--- start ---
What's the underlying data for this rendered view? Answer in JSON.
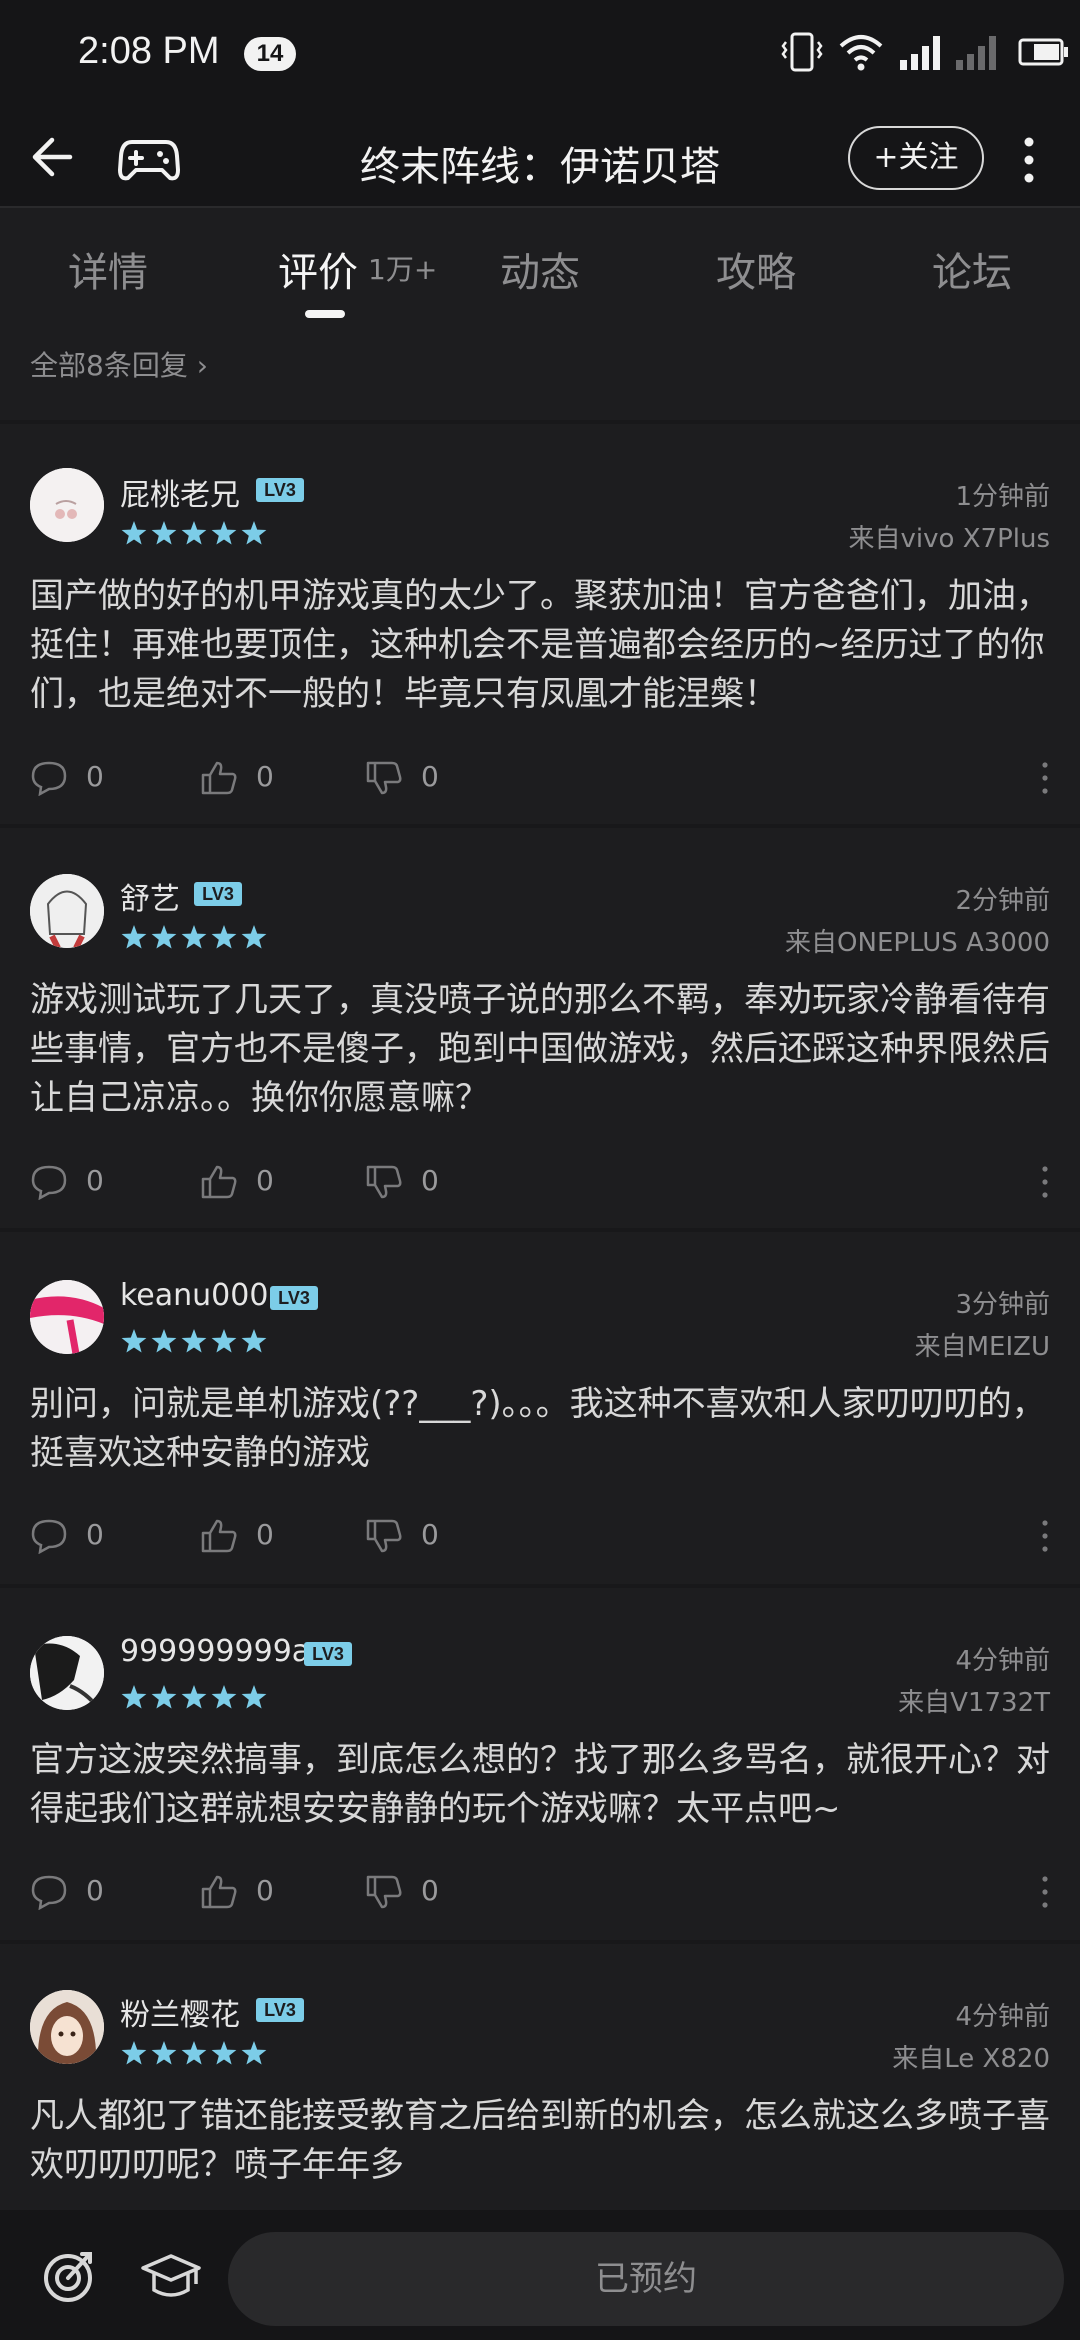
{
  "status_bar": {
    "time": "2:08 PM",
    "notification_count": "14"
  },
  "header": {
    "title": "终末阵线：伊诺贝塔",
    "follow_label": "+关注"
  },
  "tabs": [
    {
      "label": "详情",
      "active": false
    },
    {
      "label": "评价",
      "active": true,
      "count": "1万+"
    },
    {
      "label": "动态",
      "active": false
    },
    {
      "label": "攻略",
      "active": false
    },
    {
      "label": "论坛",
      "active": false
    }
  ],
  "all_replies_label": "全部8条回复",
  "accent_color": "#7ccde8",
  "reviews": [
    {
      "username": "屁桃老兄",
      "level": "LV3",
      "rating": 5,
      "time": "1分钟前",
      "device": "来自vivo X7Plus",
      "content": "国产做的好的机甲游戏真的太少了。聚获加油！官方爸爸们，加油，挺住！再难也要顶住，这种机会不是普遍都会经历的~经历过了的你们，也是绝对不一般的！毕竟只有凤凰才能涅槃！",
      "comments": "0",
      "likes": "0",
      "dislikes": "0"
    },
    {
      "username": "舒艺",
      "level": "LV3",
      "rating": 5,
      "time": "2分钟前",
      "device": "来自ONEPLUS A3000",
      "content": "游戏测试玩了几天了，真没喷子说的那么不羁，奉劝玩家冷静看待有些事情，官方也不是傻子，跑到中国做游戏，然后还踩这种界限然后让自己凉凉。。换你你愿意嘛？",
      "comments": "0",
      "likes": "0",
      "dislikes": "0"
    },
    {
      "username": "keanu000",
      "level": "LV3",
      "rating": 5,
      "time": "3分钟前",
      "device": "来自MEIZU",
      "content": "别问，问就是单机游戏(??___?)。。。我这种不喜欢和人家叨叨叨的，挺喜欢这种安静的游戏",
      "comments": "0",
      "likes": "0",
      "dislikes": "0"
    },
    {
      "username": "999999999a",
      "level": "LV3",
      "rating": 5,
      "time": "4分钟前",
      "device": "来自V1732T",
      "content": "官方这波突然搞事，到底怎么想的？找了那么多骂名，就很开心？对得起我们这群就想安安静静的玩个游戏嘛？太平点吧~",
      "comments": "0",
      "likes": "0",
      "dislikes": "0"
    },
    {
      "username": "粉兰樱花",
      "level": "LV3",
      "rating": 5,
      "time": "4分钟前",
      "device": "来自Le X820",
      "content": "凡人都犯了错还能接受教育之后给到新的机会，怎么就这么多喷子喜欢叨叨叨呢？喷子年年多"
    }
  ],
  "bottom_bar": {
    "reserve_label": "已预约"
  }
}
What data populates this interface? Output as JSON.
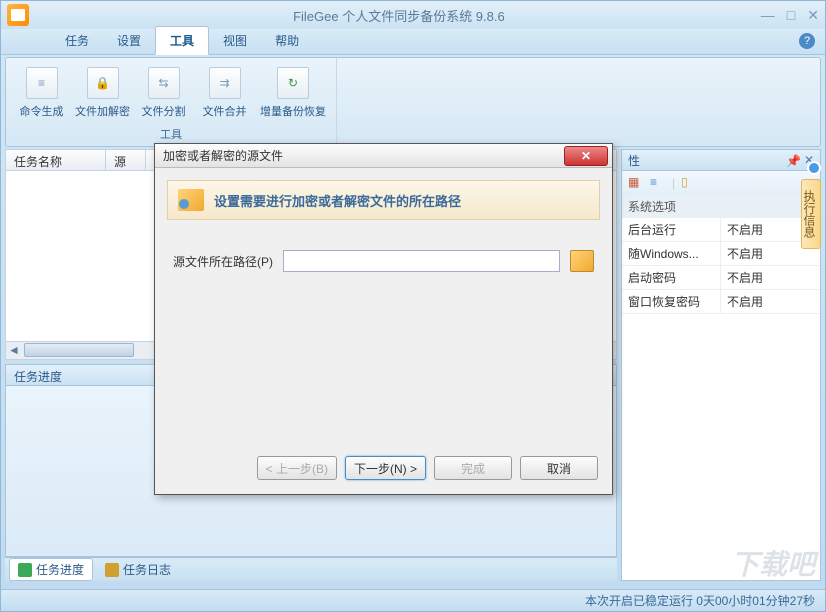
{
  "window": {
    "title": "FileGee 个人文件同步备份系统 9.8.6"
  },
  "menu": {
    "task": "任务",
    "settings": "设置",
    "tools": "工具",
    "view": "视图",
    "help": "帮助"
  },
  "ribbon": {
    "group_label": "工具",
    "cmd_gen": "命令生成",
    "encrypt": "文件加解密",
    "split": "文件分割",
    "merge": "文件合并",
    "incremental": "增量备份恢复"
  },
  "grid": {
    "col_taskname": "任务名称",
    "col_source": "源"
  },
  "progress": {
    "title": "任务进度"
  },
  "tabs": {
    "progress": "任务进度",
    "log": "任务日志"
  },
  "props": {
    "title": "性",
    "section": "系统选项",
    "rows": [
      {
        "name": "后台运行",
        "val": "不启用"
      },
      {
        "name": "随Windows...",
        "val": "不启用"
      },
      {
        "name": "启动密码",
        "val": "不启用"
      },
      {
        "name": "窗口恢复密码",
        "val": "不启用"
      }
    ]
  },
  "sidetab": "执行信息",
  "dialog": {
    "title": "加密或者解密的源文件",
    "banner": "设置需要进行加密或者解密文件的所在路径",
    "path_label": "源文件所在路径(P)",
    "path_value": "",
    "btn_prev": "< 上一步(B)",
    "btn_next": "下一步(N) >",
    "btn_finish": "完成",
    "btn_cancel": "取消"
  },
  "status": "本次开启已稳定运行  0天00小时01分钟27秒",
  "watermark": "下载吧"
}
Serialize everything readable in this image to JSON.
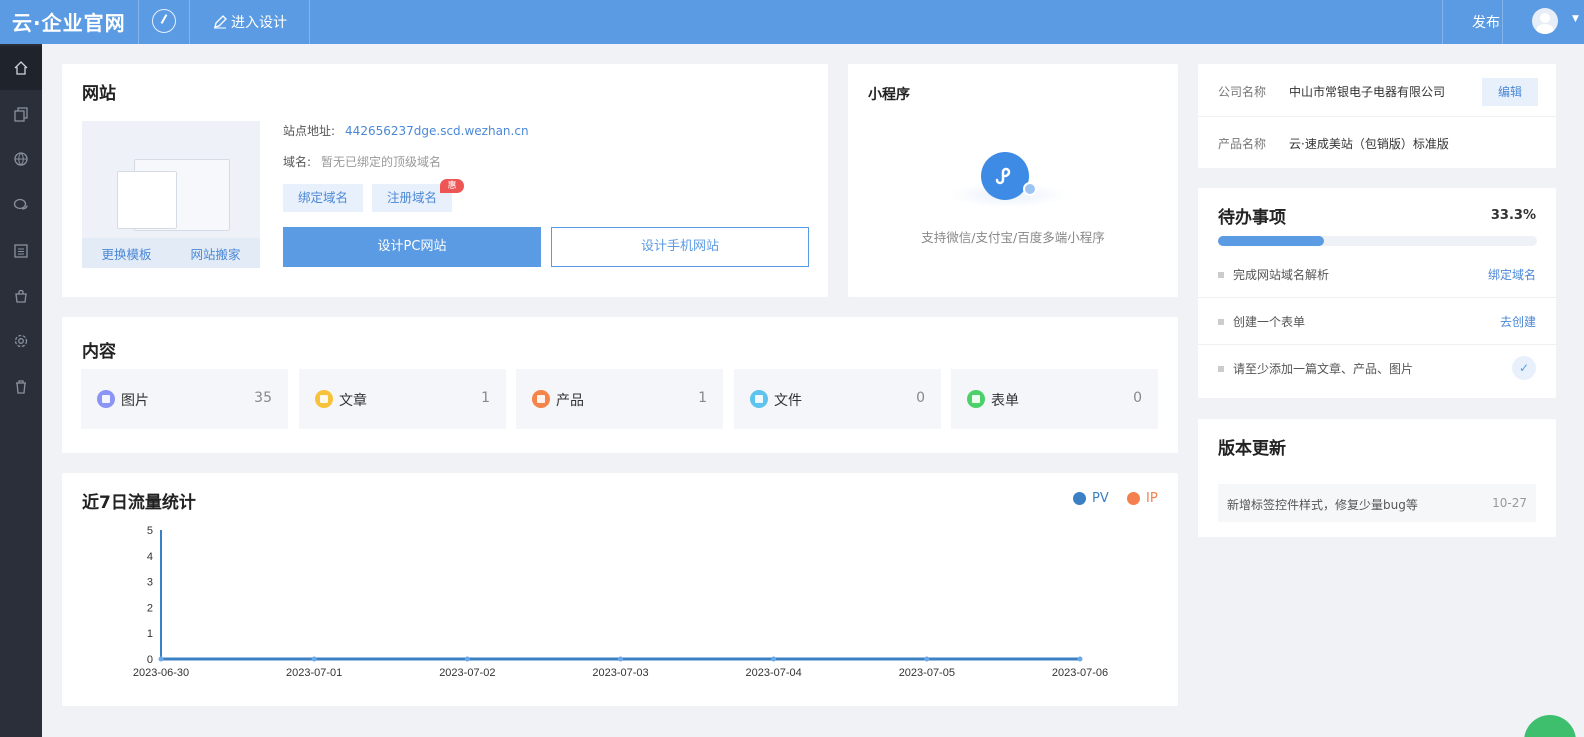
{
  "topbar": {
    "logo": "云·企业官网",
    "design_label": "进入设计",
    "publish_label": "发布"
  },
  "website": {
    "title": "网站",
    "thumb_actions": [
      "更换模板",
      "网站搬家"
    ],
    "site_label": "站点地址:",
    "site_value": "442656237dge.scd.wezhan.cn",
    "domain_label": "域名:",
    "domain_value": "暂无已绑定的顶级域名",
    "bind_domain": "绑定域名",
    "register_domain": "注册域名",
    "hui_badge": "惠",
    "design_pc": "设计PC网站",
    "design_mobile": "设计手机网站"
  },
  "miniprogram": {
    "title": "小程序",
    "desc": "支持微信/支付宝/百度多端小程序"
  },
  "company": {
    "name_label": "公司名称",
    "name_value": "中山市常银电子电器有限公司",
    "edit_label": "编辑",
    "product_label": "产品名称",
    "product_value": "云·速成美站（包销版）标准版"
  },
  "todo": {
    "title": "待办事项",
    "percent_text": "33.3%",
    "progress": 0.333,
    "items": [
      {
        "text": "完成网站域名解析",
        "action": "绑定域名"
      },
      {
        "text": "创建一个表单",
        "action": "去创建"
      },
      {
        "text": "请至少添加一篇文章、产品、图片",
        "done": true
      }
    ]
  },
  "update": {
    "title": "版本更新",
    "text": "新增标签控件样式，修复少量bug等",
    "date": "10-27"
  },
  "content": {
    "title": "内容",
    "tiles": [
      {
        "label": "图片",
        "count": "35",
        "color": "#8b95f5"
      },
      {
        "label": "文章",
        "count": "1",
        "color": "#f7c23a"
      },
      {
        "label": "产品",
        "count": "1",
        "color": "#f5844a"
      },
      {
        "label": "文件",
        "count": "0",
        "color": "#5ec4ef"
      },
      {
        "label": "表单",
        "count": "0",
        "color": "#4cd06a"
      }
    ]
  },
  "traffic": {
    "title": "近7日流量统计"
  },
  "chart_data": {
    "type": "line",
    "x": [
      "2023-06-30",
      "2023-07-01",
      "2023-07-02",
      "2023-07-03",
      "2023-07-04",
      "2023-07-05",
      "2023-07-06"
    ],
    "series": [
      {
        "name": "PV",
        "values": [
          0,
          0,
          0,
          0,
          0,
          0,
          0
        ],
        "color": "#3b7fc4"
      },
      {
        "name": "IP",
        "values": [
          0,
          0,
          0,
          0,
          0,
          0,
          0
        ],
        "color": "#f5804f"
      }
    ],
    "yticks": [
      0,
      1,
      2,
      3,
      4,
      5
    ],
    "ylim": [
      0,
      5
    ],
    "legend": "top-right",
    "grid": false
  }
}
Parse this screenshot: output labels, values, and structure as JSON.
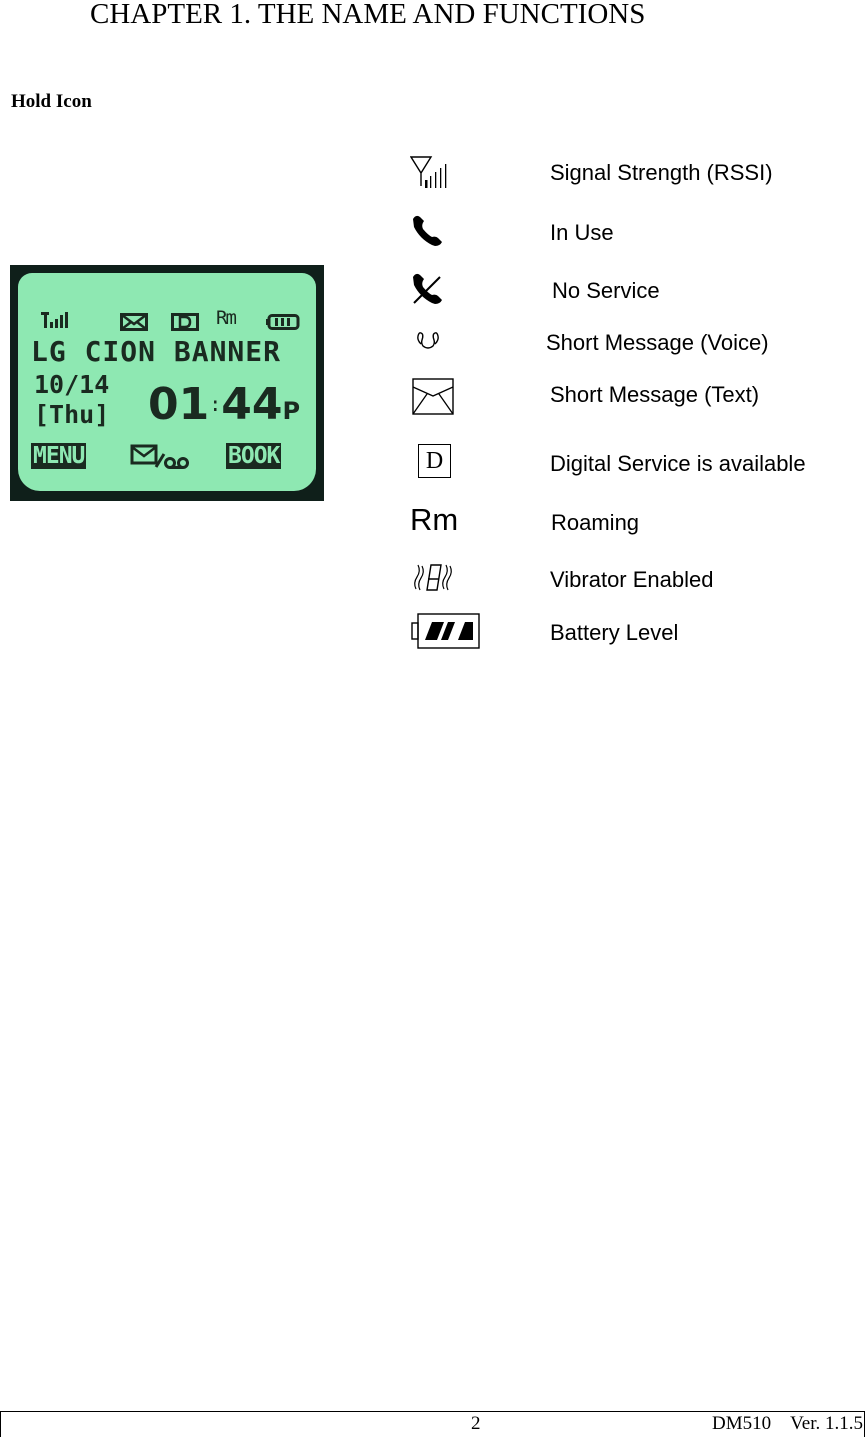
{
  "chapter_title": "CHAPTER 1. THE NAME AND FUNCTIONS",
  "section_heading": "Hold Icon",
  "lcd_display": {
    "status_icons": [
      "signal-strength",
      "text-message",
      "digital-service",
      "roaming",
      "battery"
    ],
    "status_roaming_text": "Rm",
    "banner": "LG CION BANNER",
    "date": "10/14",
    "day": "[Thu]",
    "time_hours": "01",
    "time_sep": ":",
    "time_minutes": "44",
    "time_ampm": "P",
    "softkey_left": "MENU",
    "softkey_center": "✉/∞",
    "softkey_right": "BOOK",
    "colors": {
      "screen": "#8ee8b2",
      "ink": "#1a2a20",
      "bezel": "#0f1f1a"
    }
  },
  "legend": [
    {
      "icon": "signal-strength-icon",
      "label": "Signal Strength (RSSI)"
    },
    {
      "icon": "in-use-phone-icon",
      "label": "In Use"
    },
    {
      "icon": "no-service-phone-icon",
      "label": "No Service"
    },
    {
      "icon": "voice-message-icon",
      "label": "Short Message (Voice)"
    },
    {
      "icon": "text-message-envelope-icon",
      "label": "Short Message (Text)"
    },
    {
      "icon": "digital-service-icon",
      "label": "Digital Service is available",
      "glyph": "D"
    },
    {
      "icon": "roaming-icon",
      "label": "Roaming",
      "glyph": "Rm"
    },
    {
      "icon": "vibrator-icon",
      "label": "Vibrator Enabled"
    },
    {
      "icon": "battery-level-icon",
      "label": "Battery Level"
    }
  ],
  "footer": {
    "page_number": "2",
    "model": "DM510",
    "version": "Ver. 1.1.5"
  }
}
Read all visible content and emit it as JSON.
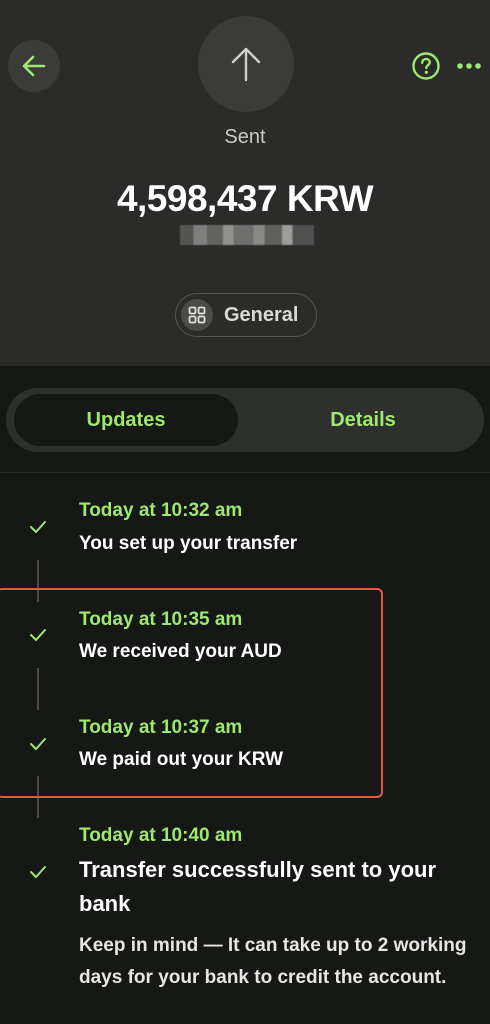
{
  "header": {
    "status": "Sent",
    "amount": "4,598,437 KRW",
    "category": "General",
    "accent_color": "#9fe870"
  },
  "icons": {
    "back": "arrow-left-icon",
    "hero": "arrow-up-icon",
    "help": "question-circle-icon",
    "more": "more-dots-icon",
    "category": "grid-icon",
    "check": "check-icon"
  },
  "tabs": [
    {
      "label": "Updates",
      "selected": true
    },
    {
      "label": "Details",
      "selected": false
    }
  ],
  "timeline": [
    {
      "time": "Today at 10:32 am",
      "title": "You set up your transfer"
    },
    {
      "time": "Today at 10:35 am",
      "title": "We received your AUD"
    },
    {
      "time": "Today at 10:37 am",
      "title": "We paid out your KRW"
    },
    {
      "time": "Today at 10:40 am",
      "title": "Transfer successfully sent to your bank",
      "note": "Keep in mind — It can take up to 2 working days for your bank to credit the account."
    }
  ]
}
--- end ---
List the lines of the entries that include "arrow".

    "back": "arrow-left-icon",
    "hero": "arrow-up-icon",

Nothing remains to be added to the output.